## begin Data in this exercise
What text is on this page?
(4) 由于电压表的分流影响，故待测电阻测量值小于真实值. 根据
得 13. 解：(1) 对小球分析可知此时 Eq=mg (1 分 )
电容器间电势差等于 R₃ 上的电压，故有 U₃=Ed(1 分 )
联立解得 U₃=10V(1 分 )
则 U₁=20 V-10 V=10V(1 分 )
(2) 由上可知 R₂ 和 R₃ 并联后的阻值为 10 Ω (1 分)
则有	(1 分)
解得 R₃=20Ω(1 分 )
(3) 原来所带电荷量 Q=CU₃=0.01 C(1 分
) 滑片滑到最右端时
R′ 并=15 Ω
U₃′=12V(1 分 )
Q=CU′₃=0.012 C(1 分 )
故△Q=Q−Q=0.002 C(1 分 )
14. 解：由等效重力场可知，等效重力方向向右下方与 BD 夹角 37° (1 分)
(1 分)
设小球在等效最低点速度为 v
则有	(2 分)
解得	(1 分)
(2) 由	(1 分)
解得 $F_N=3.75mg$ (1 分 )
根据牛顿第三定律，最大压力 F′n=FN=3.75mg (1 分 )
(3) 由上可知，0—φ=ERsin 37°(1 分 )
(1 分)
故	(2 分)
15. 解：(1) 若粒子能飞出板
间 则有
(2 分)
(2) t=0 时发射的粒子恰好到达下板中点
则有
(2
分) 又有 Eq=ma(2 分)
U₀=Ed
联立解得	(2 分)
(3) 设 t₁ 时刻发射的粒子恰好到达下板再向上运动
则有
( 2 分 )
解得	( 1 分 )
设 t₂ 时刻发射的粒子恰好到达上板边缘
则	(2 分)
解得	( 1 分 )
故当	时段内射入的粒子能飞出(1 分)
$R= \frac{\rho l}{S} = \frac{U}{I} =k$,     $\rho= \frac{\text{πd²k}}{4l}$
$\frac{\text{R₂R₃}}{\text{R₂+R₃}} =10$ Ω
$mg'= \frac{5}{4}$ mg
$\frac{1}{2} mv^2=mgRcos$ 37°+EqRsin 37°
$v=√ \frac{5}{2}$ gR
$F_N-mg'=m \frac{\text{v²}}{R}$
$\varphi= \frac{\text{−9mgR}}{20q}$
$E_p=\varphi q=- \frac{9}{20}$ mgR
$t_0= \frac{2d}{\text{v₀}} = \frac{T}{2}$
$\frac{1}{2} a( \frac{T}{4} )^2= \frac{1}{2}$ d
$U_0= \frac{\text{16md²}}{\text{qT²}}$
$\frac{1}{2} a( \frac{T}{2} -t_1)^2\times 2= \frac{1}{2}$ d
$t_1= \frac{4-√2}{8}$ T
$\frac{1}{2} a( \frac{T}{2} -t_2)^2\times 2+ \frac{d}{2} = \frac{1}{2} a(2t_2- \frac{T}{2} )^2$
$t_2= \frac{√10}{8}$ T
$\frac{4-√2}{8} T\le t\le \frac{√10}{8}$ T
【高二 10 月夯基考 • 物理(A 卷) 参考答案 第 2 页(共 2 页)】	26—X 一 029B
## end Data in this exercise
Problem details.
Show all lines above holding "times".

Finished task.
$\frac{1}{2} a( \frac{T}{2} -t_1)^2\times 2= \frac{1}{2}$ d
$\frac{1}{2} a( \frac{T}{2} -t_2)^2\times 2+ \frac{d}{2} = \frac{1}{2} a(2t_2- \frac{T}{2} )^2$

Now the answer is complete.